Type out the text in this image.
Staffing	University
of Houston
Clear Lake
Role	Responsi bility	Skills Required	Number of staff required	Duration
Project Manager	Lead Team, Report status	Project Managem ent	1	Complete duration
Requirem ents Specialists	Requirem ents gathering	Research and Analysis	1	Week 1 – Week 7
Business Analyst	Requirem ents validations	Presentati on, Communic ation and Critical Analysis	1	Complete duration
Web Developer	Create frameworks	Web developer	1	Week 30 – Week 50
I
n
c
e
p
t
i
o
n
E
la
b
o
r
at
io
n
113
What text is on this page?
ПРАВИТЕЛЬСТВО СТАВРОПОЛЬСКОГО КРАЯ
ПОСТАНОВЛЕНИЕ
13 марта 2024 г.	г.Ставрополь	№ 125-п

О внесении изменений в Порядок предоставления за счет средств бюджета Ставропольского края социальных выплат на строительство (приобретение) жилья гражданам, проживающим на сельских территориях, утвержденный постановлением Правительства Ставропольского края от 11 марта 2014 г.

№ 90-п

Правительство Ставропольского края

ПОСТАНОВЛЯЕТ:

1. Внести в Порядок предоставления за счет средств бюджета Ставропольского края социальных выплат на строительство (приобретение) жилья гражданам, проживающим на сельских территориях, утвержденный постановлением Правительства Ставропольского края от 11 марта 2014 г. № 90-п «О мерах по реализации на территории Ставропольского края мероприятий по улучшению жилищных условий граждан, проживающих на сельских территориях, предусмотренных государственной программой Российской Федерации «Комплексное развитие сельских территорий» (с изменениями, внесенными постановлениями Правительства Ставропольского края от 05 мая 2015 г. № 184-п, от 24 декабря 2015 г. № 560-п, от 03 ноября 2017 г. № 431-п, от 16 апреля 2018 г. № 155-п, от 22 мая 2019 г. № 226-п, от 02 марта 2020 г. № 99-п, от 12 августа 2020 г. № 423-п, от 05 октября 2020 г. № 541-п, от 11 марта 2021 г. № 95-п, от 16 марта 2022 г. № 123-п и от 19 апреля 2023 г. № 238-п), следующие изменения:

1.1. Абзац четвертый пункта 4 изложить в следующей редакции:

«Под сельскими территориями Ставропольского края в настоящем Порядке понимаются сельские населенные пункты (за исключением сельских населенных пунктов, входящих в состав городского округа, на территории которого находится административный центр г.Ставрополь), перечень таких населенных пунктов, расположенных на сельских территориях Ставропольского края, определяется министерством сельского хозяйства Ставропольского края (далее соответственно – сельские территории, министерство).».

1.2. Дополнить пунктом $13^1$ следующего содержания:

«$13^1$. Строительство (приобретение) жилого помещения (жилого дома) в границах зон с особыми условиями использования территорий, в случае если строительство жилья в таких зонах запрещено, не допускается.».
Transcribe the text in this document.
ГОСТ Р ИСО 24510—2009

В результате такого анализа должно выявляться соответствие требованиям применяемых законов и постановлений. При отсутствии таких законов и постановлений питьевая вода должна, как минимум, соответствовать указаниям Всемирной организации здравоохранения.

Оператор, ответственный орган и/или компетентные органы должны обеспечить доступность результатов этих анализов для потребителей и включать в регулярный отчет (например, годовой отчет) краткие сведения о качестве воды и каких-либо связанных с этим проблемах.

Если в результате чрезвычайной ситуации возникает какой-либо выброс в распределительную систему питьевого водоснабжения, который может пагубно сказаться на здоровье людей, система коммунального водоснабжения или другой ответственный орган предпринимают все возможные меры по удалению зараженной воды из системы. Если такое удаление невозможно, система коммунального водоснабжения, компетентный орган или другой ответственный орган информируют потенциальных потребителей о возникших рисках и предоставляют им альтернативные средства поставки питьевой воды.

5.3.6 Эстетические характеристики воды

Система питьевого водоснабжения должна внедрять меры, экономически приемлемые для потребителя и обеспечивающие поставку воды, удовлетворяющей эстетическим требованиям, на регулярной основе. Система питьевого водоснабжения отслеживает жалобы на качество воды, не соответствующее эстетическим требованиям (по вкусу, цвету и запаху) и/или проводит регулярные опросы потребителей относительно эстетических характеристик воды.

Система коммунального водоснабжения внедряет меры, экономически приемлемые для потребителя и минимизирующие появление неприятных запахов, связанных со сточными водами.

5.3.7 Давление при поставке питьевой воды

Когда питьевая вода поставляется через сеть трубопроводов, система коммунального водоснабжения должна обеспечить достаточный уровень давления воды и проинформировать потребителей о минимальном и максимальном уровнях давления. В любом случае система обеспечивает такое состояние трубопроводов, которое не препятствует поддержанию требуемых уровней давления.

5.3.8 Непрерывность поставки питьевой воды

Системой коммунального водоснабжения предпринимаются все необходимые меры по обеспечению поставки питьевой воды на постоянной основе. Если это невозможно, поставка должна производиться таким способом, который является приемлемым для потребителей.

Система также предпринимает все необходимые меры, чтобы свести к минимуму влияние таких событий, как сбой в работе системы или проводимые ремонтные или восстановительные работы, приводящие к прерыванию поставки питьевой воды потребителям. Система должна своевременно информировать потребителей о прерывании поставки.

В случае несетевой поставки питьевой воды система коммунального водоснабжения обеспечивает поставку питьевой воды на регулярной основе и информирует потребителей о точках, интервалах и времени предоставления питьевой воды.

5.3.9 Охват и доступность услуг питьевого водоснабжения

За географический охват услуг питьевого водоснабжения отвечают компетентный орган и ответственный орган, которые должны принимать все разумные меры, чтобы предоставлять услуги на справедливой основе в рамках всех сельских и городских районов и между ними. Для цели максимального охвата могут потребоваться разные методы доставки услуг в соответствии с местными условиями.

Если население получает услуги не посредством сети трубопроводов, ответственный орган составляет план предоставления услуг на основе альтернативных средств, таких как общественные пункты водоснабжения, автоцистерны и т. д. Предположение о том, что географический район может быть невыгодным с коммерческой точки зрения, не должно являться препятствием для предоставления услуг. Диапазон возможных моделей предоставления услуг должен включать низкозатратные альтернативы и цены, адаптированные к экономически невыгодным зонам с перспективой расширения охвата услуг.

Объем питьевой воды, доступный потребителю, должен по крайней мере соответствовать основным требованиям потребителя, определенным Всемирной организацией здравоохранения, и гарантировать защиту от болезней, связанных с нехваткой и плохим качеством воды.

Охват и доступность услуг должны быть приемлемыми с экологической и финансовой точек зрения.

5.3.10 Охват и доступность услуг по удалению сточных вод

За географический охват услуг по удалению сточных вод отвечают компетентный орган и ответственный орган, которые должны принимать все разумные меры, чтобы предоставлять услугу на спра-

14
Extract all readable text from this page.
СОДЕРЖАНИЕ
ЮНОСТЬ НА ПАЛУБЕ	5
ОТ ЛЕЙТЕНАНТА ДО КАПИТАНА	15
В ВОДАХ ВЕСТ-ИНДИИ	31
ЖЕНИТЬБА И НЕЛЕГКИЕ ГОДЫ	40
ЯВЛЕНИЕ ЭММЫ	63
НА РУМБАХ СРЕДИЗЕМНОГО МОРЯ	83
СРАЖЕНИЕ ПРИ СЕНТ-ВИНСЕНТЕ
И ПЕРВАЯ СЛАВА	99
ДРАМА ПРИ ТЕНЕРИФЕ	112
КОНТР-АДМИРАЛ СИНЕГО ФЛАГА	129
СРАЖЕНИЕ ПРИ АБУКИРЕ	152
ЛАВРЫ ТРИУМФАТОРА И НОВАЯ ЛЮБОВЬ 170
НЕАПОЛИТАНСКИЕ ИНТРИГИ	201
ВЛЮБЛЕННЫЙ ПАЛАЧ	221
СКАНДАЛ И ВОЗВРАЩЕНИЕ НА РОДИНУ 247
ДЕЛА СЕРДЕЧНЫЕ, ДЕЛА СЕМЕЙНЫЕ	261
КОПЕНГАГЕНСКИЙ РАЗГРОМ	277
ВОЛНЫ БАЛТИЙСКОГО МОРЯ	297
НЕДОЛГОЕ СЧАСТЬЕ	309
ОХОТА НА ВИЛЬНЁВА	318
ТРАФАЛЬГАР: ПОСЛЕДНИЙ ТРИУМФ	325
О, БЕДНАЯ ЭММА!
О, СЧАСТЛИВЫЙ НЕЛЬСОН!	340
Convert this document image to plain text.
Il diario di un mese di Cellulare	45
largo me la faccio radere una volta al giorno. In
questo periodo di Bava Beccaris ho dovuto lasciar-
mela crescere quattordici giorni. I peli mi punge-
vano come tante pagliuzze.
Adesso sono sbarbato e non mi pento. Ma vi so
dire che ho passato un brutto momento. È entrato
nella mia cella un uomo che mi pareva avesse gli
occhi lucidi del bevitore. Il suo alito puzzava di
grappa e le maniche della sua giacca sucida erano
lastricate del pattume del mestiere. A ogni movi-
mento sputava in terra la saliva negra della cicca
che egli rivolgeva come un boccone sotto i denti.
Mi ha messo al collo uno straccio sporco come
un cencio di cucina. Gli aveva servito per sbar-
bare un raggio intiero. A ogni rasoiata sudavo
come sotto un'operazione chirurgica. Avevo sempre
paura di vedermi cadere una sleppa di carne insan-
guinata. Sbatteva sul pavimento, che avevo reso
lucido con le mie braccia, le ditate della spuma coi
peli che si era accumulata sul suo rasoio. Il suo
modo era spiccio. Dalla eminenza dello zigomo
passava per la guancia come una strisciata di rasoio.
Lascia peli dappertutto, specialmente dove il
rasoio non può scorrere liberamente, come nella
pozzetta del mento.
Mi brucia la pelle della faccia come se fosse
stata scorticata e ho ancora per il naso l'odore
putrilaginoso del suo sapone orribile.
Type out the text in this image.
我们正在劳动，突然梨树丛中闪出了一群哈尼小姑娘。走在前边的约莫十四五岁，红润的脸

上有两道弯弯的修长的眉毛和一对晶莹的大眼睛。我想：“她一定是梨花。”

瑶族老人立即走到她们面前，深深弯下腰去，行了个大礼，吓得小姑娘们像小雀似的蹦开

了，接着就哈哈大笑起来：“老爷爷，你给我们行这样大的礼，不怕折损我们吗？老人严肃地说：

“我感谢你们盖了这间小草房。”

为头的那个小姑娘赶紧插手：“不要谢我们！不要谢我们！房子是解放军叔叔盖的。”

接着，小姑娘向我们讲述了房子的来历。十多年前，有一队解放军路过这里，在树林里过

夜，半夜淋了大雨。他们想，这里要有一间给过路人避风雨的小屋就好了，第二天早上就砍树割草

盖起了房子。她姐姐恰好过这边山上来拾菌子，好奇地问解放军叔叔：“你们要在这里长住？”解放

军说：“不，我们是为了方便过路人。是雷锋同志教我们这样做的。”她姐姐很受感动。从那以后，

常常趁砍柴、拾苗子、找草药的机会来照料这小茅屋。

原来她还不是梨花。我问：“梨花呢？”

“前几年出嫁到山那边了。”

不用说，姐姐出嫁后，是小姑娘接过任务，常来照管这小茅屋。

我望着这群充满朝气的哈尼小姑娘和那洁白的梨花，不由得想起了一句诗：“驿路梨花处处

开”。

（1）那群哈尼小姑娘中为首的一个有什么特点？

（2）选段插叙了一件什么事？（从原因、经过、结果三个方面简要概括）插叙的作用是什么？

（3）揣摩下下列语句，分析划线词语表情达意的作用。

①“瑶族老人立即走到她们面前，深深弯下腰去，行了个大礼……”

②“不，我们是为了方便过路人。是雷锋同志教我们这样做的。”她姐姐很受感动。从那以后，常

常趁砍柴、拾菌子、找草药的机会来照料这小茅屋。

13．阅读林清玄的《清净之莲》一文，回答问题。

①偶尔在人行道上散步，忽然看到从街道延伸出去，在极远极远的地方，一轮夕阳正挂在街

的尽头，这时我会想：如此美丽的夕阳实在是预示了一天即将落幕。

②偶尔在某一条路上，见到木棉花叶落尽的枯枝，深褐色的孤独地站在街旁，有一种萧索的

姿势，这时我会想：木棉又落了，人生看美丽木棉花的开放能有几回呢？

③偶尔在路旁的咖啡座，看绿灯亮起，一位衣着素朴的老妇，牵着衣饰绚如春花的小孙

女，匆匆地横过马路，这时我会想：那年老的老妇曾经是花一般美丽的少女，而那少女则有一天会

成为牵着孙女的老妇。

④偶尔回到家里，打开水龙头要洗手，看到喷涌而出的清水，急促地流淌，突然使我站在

What to produce:
Search the entries for the word "отвечают", then gather every line that has it.

Right answer:
За географический охват услуг питьевого водоснабжения отвечают компетентный орган и ответственный орган, которые должны принимать все разумные меры, чтобы предоставлять услуги на справедливой основе в рамках всех сельских и городских районов и между ними. Для цели максимального охвата могут потребоваться разные методы доставки услуг в соответствии с местными условиями.
За географический охват услуг по удалению сточных вод отвечают компетентный орган и ответственный орган, которые должны принимать все разумные меры, чтобы предоставлять услугу на спра-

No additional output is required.